* _GIVEN EXERCISE_
Scan the material below for the string "Market", and copy every line where it shows up.

===== DATA FOR THIS EXERCISE =====

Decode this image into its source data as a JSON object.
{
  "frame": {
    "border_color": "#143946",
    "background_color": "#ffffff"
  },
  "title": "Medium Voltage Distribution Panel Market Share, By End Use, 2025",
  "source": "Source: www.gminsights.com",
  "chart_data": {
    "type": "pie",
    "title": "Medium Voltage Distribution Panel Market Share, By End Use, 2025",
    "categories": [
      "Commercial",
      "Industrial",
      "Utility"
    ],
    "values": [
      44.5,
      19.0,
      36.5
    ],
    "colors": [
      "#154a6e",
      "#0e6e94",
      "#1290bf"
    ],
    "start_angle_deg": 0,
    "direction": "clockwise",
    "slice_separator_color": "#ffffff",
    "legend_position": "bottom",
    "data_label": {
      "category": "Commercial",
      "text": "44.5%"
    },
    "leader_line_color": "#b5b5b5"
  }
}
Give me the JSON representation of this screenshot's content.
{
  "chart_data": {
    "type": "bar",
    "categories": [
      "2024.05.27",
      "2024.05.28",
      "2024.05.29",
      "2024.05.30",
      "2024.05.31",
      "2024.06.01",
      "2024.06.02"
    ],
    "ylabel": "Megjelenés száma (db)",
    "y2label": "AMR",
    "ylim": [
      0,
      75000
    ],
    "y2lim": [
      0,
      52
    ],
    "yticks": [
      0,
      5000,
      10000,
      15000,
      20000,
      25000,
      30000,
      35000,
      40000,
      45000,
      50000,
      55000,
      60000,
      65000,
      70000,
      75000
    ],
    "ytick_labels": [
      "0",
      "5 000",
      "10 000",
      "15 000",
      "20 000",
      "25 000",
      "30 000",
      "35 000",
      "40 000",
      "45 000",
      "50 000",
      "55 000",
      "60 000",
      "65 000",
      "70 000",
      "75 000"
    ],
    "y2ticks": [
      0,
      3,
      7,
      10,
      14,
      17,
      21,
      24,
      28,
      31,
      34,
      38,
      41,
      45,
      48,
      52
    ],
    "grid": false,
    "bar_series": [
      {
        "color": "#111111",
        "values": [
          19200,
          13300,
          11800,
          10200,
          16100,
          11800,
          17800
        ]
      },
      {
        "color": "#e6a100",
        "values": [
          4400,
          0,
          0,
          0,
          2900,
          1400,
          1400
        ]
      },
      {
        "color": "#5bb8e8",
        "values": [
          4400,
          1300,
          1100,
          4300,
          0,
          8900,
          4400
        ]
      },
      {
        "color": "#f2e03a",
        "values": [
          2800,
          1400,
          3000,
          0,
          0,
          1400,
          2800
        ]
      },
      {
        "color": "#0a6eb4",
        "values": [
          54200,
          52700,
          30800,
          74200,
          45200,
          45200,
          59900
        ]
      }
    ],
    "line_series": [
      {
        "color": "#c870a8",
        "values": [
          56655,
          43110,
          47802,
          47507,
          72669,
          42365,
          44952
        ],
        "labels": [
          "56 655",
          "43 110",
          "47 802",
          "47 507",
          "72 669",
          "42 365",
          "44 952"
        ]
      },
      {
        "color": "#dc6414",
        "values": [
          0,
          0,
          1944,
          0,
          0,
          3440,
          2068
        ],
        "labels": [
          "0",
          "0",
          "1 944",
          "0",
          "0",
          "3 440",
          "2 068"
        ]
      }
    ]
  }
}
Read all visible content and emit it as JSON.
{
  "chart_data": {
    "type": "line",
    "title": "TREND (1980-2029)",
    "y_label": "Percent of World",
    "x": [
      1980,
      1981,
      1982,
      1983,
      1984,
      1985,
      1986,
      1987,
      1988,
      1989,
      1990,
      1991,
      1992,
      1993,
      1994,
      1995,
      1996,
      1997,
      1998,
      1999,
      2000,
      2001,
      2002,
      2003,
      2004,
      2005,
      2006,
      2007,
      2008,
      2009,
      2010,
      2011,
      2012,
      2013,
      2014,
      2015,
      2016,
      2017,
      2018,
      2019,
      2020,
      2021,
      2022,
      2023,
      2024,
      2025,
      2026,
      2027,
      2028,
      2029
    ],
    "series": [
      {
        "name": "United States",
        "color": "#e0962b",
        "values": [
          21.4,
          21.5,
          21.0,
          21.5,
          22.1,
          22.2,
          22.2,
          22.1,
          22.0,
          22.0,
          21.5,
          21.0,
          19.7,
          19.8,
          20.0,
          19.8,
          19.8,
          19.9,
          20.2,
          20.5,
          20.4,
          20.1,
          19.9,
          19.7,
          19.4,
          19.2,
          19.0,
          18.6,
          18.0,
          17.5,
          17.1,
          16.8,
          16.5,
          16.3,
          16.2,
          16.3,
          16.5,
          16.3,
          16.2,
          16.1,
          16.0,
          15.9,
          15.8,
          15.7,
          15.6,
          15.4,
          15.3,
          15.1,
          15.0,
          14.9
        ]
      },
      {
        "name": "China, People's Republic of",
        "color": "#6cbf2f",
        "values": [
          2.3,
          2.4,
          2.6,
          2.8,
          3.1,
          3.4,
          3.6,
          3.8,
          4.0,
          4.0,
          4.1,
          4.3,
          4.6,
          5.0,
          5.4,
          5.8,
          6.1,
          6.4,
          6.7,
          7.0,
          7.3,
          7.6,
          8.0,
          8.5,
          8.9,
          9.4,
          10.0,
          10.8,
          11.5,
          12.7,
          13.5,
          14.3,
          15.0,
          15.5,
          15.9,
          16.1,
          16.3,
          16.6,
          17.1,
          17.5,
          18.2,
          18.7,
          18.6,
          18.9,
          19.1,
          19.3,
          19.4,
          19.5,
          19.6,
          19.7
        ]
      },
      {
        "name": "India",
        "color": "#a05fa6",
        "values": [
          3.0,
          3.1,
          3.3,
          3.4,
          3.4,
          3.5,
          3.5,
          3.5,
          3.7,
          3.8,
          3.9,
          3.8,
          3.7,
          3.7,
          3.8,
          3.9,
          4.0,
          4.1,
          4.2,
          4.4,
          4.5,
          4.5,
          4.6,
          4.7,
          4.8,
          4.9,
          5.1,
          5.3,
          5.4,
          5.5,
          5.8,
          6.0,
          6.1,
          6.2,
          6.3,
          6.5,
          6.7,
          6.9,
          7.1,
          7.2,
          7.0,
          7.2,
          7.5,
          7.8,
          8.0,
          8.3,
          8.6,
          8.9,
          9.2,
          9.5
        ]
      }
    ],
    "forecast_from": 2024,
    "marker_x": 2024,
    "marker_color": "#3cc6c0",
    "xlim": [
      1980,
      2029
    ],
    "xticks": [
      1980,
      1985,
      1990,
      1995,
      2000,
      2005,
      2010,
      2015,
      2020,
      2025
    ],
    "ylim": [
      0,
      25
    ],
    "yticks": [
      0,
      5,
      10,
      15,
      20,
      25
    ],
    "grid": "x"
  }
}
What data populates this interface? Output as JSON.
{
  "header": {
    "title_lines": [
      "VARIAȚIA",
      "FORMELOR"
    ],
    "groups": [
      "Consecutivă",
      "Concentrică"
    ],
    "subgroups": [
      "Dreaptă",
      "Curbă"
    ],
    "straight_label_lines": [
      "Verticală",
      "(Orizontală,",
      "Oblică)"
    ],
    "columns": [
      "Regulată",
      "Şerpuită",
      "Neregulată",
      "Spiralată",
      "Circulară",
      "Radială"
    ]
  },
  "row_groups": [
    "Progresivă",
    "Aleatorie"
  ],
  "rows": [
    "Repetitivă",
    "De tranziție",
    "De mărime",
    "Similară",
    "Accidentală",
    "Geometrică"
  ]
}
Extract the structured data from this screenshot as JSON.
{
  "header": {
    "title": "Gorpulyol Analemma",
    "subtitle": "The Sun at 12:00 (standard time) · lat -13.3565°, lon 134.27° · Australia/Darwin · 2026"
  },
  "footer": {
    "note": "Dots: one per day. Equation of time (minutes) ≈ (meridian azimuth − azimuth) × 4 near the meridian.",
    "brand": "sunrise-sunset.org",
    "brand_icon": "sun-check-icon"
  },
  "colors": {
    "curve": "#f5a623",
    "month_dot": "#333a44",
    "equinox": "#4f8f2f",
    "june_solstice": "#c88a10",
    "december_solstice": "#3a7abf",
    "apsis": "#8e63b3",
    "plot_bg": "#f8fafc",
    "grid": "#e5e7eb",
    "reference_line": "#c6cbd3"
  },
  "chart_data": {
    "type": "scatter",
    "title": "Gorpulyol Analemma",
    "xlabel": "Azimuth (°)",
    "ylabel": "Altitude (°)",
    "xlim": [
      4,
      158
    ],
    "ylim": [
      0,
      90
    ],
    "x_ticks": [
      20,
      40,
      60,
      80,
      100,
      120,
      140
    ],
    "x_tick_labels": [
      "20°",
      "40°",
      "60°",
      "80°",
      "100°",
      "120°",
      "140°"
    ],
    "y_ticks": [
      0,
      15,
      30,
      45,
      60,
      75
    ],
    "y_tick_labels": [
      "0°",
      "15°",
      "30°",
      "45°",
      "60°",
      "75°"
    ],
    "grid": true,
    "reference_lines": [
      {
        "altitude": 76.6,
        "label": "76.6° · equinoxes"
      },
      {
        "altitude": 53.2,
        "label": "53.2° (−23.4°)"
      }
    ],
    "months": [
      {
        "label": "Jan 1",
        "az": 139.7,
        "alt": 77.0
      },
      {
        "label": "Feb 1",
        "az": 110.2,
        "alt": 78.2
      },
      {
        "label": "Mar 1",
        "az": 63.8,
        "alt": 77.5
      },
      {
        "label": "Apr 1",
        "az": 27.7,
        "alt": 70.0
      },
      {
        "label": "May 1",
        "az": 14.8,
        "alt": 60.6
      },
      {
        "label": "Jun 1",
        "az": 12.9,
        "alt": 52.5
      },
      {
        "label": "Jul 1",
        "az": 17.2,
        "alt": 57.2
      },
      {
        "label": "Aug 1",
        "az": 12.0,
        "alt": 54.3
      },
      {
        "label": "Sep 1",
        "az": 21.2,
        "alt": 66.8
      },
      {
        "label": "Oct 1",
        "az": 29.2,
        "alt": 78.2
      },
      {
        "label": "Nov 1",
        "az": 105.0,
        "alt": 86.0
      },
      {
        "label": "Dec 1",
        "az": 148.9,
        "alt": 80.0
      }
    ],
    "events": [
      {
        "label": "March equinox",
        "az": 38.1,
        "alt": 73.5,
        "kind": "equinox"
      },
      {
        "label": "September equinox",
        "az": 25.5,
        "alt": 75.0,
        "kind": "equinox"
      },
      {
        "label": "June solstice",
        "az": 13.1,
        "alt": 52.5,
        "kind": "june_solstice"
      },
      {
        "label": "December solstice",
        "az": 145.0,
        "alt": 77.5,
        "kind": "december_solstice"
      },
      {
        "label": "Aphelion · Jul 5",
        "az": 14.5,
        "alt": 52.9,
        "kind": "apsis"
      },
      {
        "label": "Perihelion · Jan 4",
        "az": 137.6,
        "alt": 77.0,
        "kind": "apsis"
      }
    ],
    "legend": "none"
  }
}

=====

* _WRITTEN RESPONSE_
  "title": "Medium Voltage Distribution Panel Market Share, By End Use, 2025",
    "title": "Medium Voltage Distribution Panel Market Share, By End Use, 2025",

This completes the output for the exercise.